* Records supplied
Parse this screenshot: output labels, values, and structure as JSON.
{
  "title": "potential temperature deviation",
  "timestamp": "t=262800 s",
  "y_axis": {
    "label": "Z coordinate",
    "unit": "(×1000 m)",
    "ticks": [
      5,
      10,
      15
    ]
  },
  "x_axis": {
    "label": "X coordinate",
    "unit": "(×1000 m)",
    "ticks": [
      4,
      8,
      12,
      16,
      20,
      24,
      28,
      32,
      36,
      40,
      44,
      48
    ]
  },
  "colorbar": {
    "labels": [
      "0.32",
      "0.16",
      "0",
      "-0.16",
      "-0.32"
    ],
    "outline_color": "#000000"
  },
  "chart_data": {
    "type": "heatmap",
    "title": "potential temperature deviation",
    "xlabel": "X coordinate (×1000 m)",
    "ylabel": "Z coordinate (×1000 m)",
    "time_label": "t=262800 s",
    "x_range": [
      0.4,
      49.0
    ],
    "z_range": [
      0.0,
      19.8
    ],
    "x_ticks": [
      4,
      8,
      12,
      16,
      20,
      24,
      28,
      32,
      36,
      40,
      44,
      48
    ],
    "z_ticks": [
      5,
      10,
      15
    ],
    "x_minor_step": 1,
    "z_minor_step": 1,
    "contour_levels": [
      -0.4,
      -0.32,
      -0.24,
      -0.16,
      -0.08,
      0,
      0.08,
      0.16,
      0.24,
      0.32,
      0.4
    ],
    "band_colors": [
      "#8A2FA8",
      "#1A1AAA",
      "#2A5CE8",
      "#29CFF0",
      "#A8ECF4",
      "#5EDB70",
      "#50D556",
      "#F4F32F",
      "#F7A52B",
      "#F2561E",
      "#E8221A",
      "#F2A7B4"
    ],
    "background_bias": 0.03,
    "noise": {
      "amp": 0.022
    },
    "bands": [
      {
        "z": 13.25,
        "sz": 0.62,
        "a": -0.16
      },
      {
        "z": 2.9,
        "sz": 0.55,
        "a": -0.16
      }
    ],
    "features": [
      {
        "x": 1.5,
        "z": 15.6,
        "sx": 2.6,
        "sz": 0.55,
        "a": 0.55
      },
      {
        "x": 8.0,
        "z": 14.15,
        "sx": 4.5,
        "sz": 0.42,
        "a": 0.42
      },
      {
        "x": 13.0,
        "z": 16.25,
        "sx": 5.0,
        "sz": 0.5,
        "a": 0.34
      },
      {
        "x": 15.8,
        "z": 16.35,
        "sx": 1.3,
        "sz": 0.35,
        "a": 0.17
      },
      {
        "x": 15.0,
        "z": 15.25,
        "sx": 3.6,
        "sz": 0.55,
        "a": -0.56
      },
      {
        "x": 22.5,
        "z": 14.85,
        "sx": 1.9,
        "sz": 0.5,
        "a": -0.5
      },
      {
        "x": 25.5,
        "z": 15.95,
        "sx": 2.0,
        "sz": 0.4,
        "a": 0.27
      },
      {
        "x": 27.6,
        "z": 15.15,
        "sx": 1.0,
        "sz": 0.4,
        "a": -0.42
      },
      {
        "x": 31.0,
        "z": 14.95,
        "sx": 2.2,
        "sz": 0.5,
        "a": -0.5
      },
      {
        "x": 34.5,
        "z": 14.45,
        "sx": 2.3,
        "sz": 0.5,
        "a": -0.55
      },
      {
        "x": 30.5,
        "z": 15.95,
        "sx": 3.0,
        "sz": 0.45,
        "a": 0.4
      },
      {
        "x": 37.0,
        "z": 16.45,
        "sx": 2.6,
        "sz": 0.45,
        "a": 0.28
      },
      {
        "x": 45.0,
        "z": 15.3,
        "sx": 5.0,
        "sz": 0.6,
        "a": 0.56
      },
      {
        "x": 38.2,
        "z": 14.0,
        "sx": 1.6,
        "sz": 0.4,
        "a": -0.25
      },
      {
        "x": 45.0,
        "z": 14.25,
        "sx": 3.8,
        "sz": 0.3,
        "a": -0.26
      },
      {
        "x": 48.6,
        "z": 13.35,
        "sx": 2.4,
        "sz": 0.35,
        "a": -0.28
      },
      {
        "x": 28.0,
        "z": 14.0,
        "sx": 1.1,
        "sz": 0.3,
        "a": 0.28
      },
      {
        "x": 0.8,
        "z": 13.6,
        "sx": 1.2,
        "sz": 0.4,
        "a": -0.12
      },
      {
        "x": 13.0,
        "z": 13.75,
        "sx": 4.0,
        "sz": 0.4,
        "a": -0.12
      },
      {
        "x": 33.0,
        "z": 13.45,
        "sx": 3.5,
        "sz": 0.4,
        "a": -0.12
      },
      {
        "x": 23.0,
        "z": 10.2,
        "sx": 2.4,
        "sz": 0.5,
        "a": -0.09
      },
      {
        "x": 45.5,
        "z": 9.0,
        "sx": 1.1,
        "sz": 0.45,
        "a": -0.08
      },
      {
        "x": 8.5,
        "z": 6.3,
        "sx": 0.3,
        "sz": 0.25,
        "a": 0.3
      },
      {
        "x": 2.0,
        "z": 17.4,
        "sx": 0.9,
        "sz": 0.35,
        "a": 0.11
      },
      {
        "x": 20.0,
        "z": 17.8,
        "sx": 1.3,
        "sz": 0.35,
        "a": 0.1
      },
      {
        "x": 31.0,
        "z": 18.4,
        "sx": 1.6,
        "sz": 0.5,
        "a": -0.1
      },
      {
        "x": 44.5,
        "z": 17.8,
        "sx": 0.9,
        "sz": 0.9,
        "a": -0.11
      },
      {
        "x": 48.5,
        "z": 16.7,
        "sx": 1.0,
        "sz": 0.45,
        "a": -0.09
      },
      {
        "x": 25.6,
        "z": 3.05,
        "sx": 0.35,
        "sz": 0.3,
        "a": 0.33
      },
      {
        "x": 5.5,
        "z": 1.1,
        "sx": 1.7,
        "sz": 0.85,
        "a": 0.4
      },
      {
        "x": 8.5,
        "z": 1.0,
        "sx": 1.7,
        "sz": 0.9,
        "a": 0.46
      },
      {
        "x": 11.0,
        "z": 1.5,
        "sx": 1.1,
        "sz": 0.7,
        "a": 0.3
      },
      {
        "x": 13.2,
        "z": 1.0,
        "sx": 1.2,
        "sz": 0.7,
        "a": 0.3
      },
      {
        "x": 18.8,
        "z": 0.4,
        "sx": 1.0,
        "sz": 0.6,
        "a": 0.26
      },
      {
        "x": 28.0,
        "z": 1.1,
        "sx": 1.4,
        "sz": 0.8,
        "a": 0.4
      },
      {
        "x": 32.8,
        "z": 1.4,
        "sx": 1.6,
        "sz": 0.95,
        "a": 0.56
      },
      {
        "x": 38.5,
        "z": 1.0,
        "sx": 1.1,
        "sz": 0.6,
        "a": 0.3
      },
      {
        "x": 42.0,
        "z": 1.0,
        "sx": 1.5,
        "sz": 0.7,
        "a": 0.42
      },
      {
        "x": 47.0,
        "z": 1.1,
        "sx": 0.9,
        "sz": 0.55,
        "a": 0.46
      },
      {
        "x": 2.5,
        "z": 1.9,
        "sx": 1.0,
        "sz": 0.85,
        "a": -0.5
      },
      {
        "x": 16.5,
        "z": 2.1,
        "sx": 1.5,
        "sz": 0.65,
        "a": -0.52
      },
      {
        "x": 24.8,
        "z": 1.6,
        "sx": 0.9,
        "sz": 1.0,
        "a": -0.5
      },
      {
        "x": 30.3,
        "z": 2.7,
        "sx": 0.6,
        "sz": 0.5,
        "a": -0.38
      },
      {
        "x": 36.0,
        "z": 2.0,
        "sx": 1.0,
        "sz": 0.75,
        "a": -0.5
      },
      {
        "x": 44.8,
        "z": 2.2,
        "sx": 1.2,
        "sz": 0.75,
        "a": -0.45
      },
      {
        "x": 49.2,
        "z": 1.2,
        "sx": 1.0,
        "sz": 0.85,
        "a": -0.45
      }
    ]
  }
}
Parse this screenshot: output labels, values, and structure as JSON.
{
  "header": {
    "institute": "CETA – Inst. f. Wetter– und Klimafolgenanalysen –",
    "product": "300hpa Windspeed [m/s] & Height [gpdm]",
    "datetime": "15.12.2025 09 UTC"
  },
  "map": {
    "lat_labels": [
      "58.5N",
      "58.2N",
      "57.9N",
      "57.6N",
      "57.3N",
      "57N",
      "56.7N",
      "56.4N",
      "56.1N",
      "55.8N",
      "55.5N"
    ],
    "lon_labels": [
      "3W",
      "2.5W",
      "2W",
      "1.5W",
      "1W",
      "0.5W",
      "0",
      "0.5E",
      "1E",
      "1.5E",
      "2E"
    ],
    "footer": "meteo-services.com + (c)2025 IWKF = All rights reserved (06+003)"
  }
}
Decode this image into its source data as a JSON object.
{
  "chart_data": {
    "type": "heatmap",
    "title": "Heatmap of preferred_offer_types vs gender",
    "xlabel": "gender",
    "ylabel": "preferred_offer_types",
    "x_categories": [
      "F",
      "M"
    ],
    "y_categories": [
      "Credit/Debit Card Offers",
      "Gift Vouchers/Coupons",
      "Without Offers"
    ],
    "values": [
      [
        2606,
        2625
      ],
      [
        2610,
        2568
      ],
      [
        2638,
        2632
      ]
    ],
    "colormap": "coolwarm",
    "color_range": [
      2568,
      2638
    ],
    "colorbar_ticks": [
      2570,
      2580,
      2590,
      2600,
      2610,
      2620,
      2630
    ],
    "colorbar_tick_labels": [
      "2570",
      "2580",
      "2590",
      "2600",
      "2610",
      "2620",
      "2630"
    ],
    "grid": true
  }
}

* Problem to solve
Beginning at the line where "Decode this image" appears, extract each line through the end of the data above; keep them exact and include nothing else.

* Answer
Decode this image into its source data as a JSON object.
{
  "chart_data": {
    "type": "heatmap",
    "title": "Heatmap of preferred_offer_types vs gender",
    "xlabel": "gender",
    "ylabel": "preferred_offer_types",
    "x_categories": [
      "F",
      "M"
    ],
    "y_categories": [
      "Credit/Debit Card Offers",
      "Gift Vouchers/Coupons",
      "Without Offers"
    ],
    "values": [
      [
        2606,
        2625
      ],
      [
        2610,
        2568
      ],
      [
        2638,
        2632
      ]
    ],
    "colormap": "coolwarm",
    "color_range": [
      2568,
      2638
    ],
    "colorbar_ticks": [
      2570,
      2580,
      2590,
      2600,
      2610,
      2620,
      2630
    ],
    "colorbar_tick_labels": [
      "2570",
      "2580",
      "2590",
      "2600",
      "2610",
      "2620",
      "2630"
    ],
    "grid": true
  }
}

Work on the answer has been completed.